Written problem -
Copy everything in the listing below word for word, apart from any images.

· · · · ·

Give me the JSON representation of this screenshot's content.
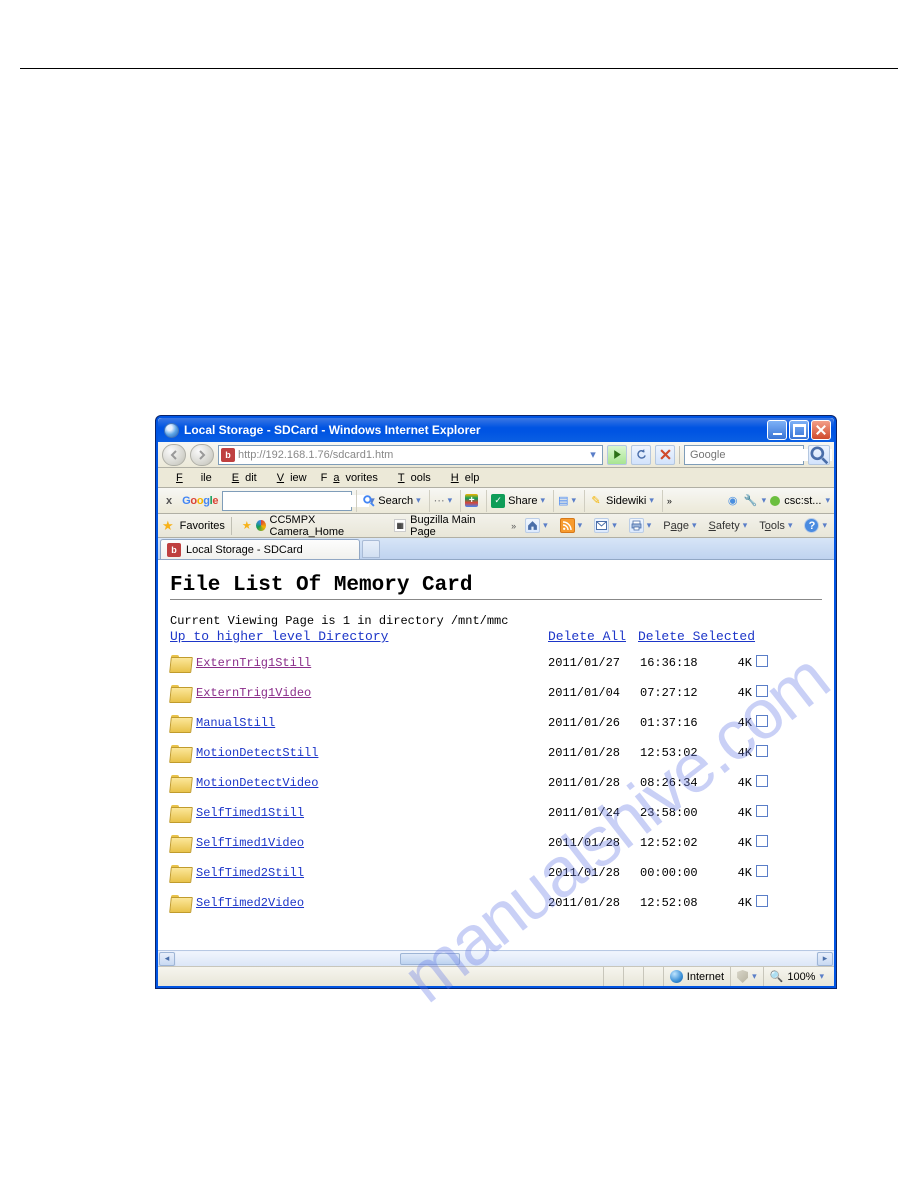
{
  "watermark": "manualshive.com",
  "window": {
    "title": "Local Storage - SDCard - Windows Internet Explorer"
  },
  "address": {
    "url": "http://192.168.1.76/sdcard1.htm"
  },
  "search": {
    "placeholder": "Google",
    "value": ""
  },
  "menu": {
    "file": "File",
    "edit": "Edit",
    "view": "View",
    "favorites": "Favorites",
    "tools": "Tools",
    "help": "Help"
  },
  "google_tb": {
    "search_label": "Search",
    "share_label": "Share",
    "sidewiki_label": "Sidewiki",
    "status_text": "csc:st..."
  },
  "fav": {
    "favorites": "Favorites",
    "link1": "CC5MPX Camera_Home",
    "link2": "Bugzilla Main Page"
  },
  "cmd": {
    "page": "Page",
    "safety": "Safety",
    "tools": "Tools"
  },
  "tab": {
    "title": "Local Storage - SDCard"
  },
  "page": {
    "h1": "File List Of Memory Card",
    "current": "Current Viewing Page is 1 in directory /mnt/mmc",
    "up": "Up to higher level Directory",
    "delete_all": "Delete All",
    "delete_selected": "Delete Selected"
  },
  "rows": [
    {
      "name": "ExternTrig1Still",
      "date": "2011/01/27",
      "time": "16:36:18",
      "size": "4K",
      "visited": true
    },
    {
      "name": "ExternTrig1Video",
      "date": "2011/01/04",
      "time": "07:27:12",
      "size": "4K",
      "visited": true
    },
    {
      "name": "ManualStill",
      "date": "2011/01/26",
      "time": "01:37:16",
      "size": "4K",
      "visited": false
    },
    {
      "name": "MotionDetectStill",
      "date": "2011/01/28",
      "time": "12:53:02",
      "size": "4K",
      "visited": false
    },
    {
      "name": "MotionDetectVideo",
      "date": "2011/01/28",
      "time": "08:26:34",
      "size": "4K",
      "visited": false
    },
    {
      "name": "SelfTimed1Still",
      "date": "2011/01/24",
      "time": "23:58:00",
      "size": "4K",
      "visited": false
    },
    {
      "name": "SelfTimed1Video",
      "date": "2011/01/28",
      "time": "12:52:02",
      "size": "4K",
      "visited": false
    },
    {
      "name": "SelfTimed2Still",
      "date": "2011/01/28",
      "time": "00:00:00",
      "size": "4K",
      "visited": false
    },
    {
      "name": "SelfTimed2Video",
      "date": "2011/01/28",
      "time": "12:52:08",
      "size": "4K",
      "visited": false
    }
  ],
  "status": {
    "zone": "Internet",
    "zoom": "100%"
  }
}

· · · · ·

Answer to this problem -
Give me the JSON representation of this screenshot's content.
{
  "watermark": "manualshive.com",
  "window": {
    "title": "Local Storage - SDCard - Windows Internet Explorer"
  },
  "address": {
    "url": "http://192.168.1.76/sdcard1.htm"
  },
  "search": {
    "placeholder": "Google",
    "value": ""
  },
  "menu": {
    "file": "File",
    "edit": "Edit",
    "view": "View",
    "favorites": "Favorites",
    "tools": "Tools",
    "help": "Help"
  },
  "google_tb": {
    "search_label": "Search",
    "share_label": "Share",
    "sidewiki_label": "Sidewiki",
    "status_text": "csc:st..."
  },
  "fav": {
    "favorites": "Favorites",
    "link1": "CC5MPX Camera_Home",
    "link2": "Bugzilla Main Page"
  },
  "cmd": {
    "page": "Page",
    "safety": "Safety",
    "tools": "Tools"
  },
  "tab": {
    "title": "Local Storage - SDCard"
  },
  "page": {
    "h1": "File List Of Memory Card",
    "current": "Current Viewing Page is 1 in directory /mnt/mmc",
    "up": "Up to higher level Directory",
    "delete_all": "Delete All",
    "delete_selected": "Delete Selected"
  },
  "rows": [
    {
      "name": "ExternTrig1Still",
      "date": "2011/01/27",
      "time": "16:36:18",
      "size": "4K",
      "visited": true
    },
    {
      "name": "ExternTrig1Video",
      "date": "2011/01/04",
      "time": "07:27:12",
      "size": "4K",
      "visited": true
    },
    {
      "name": "ManualStill",
      "date": "2011/01/26",
      "time": "01:37:16",
      "size": "4K",
      "visited": false
    },
    {
      "name": "MotionDetectStill",
      "date": "2011/01/28",
      "time": "12:53:02",
      "size": "4K",
      "visited": false
    },
    {
      "name": "MotionDetectVideo",
      "date": "2011/01/28",
      "time": "08:26:34",
      "size": "4K",
      "visited": false
    },
    {
      "name": "SelfTimed1Still",
      "date": "2011/01/24",
      "time": "23:58:00",
      "size": "4K",
      "visited": false
    },
    {
      "name": "SelfTimed1Video",
      "date": "2011/01/28",
      "time": "12:52:02",
      "size": "4K",
      "visited": false
    },
    {
      "name": "SelfTimed2Still",
      "date": "2011/01/28",
      "time": "00:00:00",
      "size": "4K",
      "visited": false
    },
    {
      "name": "SelfTimed2Video",
      "date": "2011/01/28",
      "time": "12:52:08",
      "size": "4K",
      "visited": false
    }
  ],
  "status": {
    "zone": "Internet",
    "zoom": "100%"
  }
}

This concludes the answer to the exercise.